• _Problem statement_
Reproduce the data that follows in its entirety, character for character.

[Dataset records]
## begin

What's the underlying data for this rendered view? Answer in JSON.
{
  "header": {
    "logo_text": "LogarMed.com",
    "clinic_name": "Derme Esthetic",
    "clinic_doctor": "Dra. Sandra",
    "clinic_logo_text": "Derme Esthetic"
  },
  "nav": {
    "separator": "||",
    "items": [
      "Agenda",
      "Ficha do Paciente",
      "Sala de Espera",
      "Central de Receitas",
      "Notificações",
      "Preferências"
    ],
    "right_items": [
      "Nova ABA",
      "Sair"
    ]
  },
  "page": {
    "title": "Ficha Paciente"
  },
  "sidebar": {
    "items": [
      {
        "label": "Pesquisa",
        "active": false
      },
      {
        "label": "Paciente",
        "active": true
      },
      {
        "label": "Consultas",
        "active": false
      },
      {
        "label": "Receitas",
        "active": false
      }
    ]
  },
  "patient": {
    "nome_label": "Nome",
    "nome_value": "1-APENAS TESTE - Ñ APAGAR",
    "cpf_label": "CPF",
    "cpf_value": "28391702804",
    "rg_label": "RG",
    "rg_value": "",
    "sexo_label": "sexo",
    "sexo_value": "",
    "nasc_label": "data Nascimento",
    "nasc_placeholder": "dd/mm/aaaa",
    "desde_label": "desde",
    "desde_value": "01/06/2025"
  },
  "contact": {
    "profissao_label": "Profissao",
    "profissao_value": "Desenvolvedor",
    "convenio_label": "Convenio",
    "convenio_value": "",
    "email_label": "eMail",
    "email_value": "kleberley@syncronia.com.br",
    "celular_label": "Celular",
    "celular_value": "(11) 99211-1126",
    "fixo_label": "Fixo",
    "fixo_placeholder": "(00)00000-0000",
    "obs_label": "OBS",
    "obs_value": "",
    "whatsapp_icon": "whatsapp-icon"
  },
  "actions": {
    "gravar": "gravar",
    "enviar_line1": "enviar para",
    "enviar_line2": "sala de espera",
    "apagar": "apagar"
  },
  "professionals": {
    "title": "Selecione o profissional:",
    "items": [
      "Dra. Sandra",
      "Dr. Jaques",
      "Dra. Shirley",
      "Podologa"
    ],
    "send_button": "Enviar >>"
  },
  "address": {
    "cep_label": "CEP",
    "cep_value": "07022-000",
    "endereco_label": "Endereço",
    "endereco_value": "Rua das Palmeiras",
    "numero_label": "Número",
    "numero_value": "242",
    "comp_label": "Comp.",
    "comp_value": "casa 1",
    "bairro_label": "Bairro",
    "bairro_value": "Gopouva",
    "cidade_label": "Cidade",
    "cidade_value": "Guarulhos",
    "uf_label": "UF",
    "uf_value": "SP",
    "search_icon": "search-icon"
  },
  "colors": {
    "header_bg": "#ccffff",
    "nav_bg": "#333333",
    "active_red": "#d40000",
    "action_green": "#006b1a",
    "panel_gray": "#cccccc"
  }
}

## end

• _Complete response_
What's the underlying data for this rendered view? Answer in JSON.
{
  "header": {
    "logo_text": "LogarMed.com",
    "clinic_name": "Derme Esthetic",
    "clinic_doctor": "Dra. Sandra",
    "clinic_logo_text": "Derme Esthetic"
  },
  "nav": {
    "separator": "||",
    "items": [
      "Agenda",
      "Ficha do Paciente",
      "Sala de Espera",
      "Central de Receitas",
      "Notificações",
      "Preferências"
    ],
    "right_items": [
      "Nova ABA",
      "Sair"
    ]
  },
  "page": {
    "title": "Ficha Paciente"
  },
  "sidebar": {
    "items": [
      {
        "label": "Pesquisa",
        "active": false
      },
      {
        "label": "Paciente",
        "active": true
      },
      {
        "label": "Consultas",
        "active": false
      },
      {
        "label": "Receitas",
        "active": false
      }
    ]
  },
  "patient": {
    "nome_label": "Nome",
    "nome_value": "1-APENAS TESTE - Ñ APAGAR",
    "cpf_label": "CPF",
    "cpf_value": "28391702804",
    "rg_label": "RG",
    "rg_value": "",
    "sexo_label": "sexo",
    "sexo_value": "",
    "nasc_label": "data Nascimento",
    "nasc_placeholder": "dd/mm/aaaa",
    "desde_label": "desde",
    "desde_value": "01/06/2025"
  },
  "contact": {
    "profissao_label": "Profissao",
    "profissao_value": "Desenvolvedor",
    "convenio_label": "Convenio",
    "convenio_value": "",
    "email_label": "eMail",
    "email_value": "kleberley@syncronia.com.br",
    "celular_label": "Celular",
    "celular_value": "(11) 99211-1126",
    "fixo_label": "Fixo",
    "fixo_placeholder": "(00)00000-0000",
    "obs_label": "OBS",
    "obs_value": "",
    "whatsapp_icon": "whatsapp-icon"
  },
  "actions": {
    "gravar": "gravar",
    "enviar_line1": "enviar para",
    "enviar_line2": "sala de espera",
    "apagar": "apagar"
  },
  "professionals": {
    "title": "Selecione o profissional:",
    "items": [
      "Dra. Sandra",
      "Dr. Jaques",
      "Dra. Shirley",
      "Podologa"
    ],
    "send_button": "Enviar >>"
  },
  "address": {
    "cep_label": "CEP",
    "cep_value": "07022-000",
    "endereco_label": "Endereço",
    "endereco_value": "Rua das Palmeiras",
    "numero_label": "Número",
    "numero_value": "242",
    "comp_label": "Comp.",
    "comp_value": "casa 1",
    "bairro_label": "Bairro",
    "bairro_value": "Gopouva",
    "cidade_label": "Cidade",
    "cidade_value": "Guarulhos",
    "uf_label": "UF",
    "uf_value": "SP",
    "search_icon": "search-icon"
  },
  "colors": {
    "header_bg": "#ccffff",
    "nav_bg": "#333333",
    "active_red": "#d40000",
    "action_green": "#006b1a",
    "panel_gray": "#cccccc"
  }
}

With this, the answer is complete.